SET TASK: Copy the entries below, putting "grid-cell" wherever "table-cell" appears and leaving everything else as it is.

DATASET RECORDS:
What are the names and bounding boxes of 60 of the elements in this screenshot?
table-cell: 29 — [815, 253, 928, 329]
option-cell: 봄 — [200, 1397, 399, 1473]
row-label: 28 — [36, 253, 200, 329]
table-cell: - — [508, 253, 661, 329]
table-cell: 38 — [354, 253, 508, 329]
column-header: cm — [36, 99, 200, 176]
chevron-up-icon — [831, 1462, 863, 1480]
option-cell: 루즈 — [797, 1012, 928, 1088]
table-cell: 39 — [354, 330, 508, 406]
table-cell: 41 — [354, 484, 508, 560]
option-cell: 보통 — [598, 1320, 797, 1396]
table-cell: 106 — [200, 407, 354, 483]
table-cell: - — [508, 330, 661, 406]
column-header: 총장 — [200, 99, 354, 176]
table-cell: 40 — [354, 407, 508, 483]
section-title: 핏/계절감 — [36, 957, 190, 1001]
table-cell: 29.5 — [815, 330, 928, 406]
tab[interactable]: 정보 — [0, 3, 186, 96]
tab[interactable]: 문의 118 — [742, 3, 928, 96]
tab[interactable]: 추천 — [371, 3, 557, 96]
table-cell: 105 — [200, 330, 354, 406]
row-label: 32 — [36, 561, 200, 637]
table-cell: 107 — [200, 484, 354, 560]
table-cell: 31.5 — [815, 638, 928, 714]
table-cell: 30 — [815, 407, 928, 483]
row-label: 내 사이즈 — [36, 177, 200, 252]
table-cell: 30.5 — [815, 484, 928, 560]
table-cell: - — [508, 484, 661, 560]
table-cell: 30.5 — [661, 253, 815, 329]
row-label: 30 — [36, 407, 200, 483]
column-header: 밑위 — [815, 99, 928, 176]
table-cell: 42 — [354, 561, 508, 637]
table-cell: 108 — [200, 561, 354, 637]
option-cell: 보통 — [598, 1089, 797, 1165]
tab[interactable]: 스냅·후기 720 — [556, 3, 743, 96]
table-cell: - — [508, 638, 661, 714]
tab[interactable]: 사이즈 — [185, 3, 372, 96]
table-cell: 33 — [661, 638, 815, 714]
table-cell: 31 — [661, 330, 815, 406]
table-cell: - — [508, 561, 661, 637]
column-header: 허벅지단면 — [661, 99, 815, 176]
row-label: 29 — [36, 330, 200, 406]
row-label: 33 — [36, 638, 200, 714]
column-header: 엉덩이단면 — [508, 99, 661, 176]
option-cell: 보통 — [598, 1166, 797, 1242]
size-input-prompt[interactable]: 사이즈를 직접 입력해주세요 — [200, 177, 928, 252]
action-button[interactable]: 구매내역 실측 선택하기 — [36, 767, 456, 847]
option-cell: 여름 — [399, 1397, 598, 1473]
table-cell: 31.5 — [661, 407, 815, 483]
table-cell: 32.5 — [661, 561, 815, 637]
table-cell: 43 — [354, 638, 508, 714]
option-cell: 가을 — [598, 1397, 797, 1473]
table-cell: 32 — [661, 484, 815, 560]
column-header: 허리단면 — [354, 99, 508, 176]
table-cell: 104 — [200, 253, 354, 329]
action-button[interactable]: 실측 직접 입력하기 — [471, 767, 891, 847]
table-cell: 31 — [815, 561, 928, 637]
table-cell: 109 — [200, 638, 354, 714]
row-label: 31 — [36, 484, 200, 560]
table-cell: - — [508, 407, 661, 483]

TASK OUTPUT:
What are the names and bounding boxes of 60 of the elements in this screenshot?
grid-cell: 29 — [815, 253, 928, 329]
option-cell: 봄 — [200, 1397, 399, 1473]
row-label: 28 — [36, 253, 200, 329]
grid-cell: - — [508, 253, 661, 329]
grid-cell: 38 — [354, 253, 508, 329]
column-header: cm — [36, 99, 200, 176]
chevron-up-icon — [831, 1462, 863, 1480]
option-cell: 루즈 — [797, 1012, 928, 1088]
grid-cell: 39 — [354, 330, 508, 406]
grid-cell: 41 — [354, 484, 508, 560]
option-cell: 보통 — [598, 1320, 797, 1396]
grid-cell: 106 — [200, 407, 354, 483]
grid-cell: - — [508, 330, 661, 406]
column-header: 총장 — [200, 99, 354, 176]
grid-cell: 40 — [354, 407, 508, 483]
section-title: 핏/계절감 — [36, 957, 190, 1001]
grid-cell: 29.5 — [815, 330, 928, 406]
tab[interactable]: 정보 — [0, 3, 186, 96]
tab[interactable]: 문의 118 — [742, 3, 928, 96]
tab[interactable]: 추천 — [371, 3, 557, 96]
grid-cell: 105 — [200, 330, 354, 406]
row-label: 32 — [36, 561, 200, 637]
grid-cell: 107 — [200, 484, 354, 560]
grid-cell: 31.5 — [815, 638, 928, 714]
grid-cell: 30 — [815, 407, 928, 483]
row-label: 내 사이즈 — [36, 177, 200, 252]
grid-cell: 30.5 — [815, 484, 928, 560]
grid-cell: - — [508, 484, 661, 560]
grid-cell: 30.5 — [661, 253, 815, 329]
row-label: 30 — [36, 407, 200, 483]
column-header: 밑위 — [815, 99, 928, 176]
grid-cell: 42 — [354, 561, 508, 637]
grid-cell: 108 — [200, 561, 354, 637]
option-cell: 보통 — [598, 1089, 797, 1165]
tab[interactable]: 스냅·후기 720 — [556, 3, 743, 96]
grid-cell: - — [508, 638, 661, 714]
tab[interactable]: 사이즈 — [185, 3, 372, 96]
grid-cell: 33 — [661, 638, 815, 714]
grid-cell: 31 — [661, 330, 815, 406]
grid-cell: - — [508, 561, 661, 637]
column-header: 허벅지단면 — [661, 99, 815, 176]
row-label: 29 — [36, 330, 200, 406]
row-label: 33 — [36, 638, 200, 714]
column-header: 엉덩이단면 — [508, 99, 661, 176]
option-cell: 보통 — [598, 1166, 797, 1242]
size-input-prompt[interactable]: 사이즈를 직접 입력해주세요 — [200, 177, 928, 252]
action-button[interactable]: 구매내역 실측 선택하기 — [36, 767, 456, 847]
option-cell: 여름 — [399, 1397, 598, 1473]
grid-cell: 31.5 — [661, 407, 815, 483]
grid-cell: 32.5 — [661, 561, 815, 637]
grid-cell: 43 — [354, 638, 508, 714]
option-cell: 가을 — [598, 1397, 797, 1473]
grid-cell: 32 — [661, 484, 815, 560]
column-header: 허리단면 — [354, 99, 508, 176]
grid-cell: 104 — [200, 253, 354, 329]
action-button[interactable]: 실측 직접 입력하기 — [471, 767, 891, 847]
grid-cell: 31 — [815, 561, 928, 637]
grid-cell: 109 — [200, 638, 354, 714]
row-label: 31 — [36, 484, 200, 560]
grid-cell: - — [508, 407, 661, 483]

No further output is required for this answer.